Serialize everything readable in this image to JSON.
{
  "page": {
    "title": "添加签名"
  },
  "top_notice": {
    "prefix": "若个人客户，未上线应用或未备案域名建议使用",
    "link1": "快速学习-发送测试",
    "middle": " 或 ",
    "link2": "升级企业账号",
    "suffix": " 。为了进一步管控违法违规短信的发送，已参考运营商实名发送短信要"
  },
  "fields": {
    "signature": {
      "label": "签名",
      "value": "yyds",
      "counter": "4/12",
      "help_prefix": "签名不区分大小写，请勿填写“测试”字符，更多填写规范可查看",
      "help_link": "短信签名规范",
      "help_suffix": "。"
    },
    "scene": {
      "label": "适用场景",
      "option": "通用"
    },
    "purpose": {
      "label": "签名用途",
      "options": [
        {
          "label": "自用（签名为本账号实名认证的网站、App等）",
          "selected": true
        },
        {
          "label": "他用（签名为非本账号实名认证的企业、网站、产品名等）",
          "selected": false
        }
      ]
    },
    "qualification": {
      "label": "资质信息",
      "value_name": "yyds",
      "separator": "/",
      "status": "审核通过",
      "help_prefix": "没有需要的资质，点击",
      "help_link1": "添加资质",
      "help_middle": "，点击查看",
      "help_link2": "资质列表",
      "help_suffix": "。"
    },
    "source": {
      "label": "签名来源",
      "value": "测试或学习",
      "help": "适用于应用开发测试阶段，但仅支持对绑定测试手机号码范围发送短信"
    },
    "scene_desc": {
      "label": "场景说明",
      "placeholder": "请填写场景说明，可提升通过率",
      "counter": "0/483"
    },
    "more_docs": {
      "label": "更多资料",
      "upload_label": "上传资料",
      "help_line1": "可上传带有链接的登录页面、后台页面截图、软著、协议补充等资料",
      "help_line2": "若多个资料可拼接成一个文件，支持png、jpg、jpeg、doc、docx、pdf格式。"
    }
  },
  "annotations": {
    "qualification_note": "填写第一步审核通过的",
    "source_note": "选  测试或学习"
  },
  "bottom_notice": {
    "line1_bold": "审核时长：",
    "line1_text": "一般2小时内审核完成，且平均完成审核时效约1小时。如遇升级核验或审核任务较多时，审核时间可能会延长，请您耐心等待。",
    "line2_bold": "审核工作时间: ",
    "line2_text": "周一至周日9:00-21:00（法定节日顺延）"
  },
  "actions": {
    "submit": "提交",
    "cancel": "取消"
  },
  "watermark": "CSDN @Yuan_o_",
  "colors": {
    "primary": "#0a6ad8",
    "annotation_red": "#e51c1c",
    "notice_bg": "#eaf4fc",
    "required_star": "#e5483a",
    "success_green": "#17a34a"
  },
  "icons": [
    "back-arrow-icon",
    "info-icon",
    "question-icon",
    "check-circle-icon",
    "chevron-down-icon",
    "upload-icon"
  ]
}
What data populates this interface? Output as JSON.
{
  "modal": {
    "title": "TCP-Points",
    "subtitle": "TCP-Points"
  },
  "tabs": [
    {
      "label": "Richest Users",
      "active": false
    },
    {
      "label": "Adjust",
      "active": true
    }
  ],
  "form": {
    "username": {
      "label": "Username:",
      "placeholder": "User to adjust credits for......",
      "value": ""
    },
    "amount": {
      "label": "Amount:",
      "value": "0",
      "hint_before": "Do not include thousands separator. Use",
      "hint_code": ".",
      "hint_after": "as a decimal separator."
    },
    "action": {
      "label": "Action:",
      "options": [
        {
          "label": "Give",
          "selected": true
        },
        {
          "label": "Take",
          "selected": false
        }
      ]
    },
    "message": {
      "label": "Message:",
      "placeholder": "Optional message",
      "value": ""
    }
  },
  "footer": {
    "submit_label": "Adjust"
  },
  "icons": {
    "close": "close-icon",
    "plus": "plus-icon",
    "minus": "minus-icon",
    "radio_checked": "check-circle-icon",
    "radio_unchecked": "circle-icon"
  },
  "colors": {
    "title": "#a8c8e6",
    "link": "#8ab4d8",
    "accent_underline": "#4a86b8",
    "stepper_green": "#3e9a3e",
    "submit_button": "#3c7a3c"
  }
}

▸ **WHAT IS REQUIRED**
Every entry should be output exactly as written, please.

▸ **RESPONSE TO THIS TASK**
Serialize everything readable in this image to JSON.
{
  "page": {
    "title": "添加签名"
  },
  "top_notice": {
    "prefix": "若个人客户，未上线应用或未备案域名建议使用",
    "link1": "快速学习-发送测试",
    "middle": " 或 ",
    "link2": "升级企业账号",
    "suffix": " 。为了进一步管控违法违规短信的发送，已参考运营商实名发送短信要"
  },
  "fields": {
    "signature": {
      "label": "签名",
      "value": "yyds",
      "counter": "4/12",
      "help_prefix": "签名不区分大小写，请勿填写“测试”字符，更多填写规范可查看",
      "help_link": "短信签名规范",
      "help_suffix": "。"
    },
    "scene": {
      "label": "适用场景",
      "option": "通用"
    },
    "purpose": {
      "label": "签名用途",
      "options": [
        {
          "label": "自用（签名为本账号实名认证的网站、App等）",
          "selected": true
        },
        {
          "label": "他用（签名为非本账号实名认证的企业、网站、产品名等）",
          "selected": false
        }
      ]
    },
    "qualification": {
      "label": "资质信息",
      "value_name": "yyds",
      "separator": "/",
      "status": "审核通过",
      "help_prefix": "没有需要的资质，点击",
      "help_link1": "添加资质",
      "help_middle": "，点击查看",
      "help_link2": "资质列表",
      "help_suffix": "。"
    },
    "source": {
      "label": "签名来源",
      "value": "测试或学习",
      "help": "适用于应用开发测试阶段，但仅支持对绑定测试手机号码范围发送短信"
    },
    "scene_desc": {
      "label": "场景说明",
      "placeholder": "请填写场景说明，可提升通过率",
      "counter": "0/483"
    },
    "more_docs": {
      "label": "更多资料",
      "upload_label": "上传资料",
      "help_line1": "可上传带有链接的登录页面、后台页面截图、软著、协议补充等资料",
      "help_line2": "若多个资料可拼接成一个文件，支持png、jpg、jpeg、doc、docx、pdf格式。"
    }
  },
  "annotations": {
    "qualification_note": "填写第一步审核通过的",
    "source_note": "选  测试或学习"
  },
  "bottom_notice": {
    "line1_bold": "审核时长：",
    "line1_text": "一般2小时内审核完成，且平均完成审核时效约1小时。如遇升级核验或审核任务较多时，审核时间可能会延长，请您耐心等待。",
    "line2_bold": "审核工作时间: ",
    "line2_text": "周一至周日9:00-21:00（法定节日顺延）"
  },
  "actions": {
    "submit": "提交",
    "cancel": "取消"
  },
  "watermark": "CSDN @Yuan_o_",
  "colors": {
    "primary": "#0a6ad8",
    "annotation_red": "#e51c1c",
    "notice_bg": "#eaf4fc",
    "required_star": "#e5483a",
    "success_green": "#17a34a"
  },
  "icons": [
    "back-arrow-icon",
    "info-icon",
    "question-icon",
    "check-circle-icon",
    "chevron-down-icon",
    "upload-icon"
  ]
}
What data populates this interface? Output as JSON.
{
  "modal": {
    "title": "TCP-Points",
    "subtitle": "TCP-Points"
  },
  "tabs": [
    {
      "label": "Richest Users",
      "active": false
    },
    {
      "label": "Adjust",
      "active": true
    }
  ],
  "form": {
    "username": {
      "label": "Username:",
      "placeholder": "User to adjust credits for......",
      "value": ""
    },
    "amount": {
      "label": "Amount:",
      "value": "0",
      "hint_before": "Do not include thousands separator. Use",
      "hint_code": ".",
      "hint_after": "as a decimal separator."
    },
    "action": {
      "label": "Action:",
      "options": [
        {
          "label": "Give",
          "selected": true
        },
        {
          "label": "Take",
          "selected": false
        }
      ]
    },
    "message": {
      "label": "Message:",
      "placeholder": "Optional message",
      "value": ""
    }
  },
  "footer": {
    "submit_label": "Adjust"
  },
  "icons": {
    "close": "close-icon",
    "plus": "plus-icon",
    "minus": "minus-icon",
    "radio_checked": "check-circle-icon",
    "radio_unchecked": "circle-icon"
  },
  "colors": {
    "title": "#a8c8e6",
    "link": "#8ab4d8",
    "accent_underline": "#4a86b8",
    "stepper_green": "#3e9a3e",
    "submit_button": "#3c7a3c"
  }
}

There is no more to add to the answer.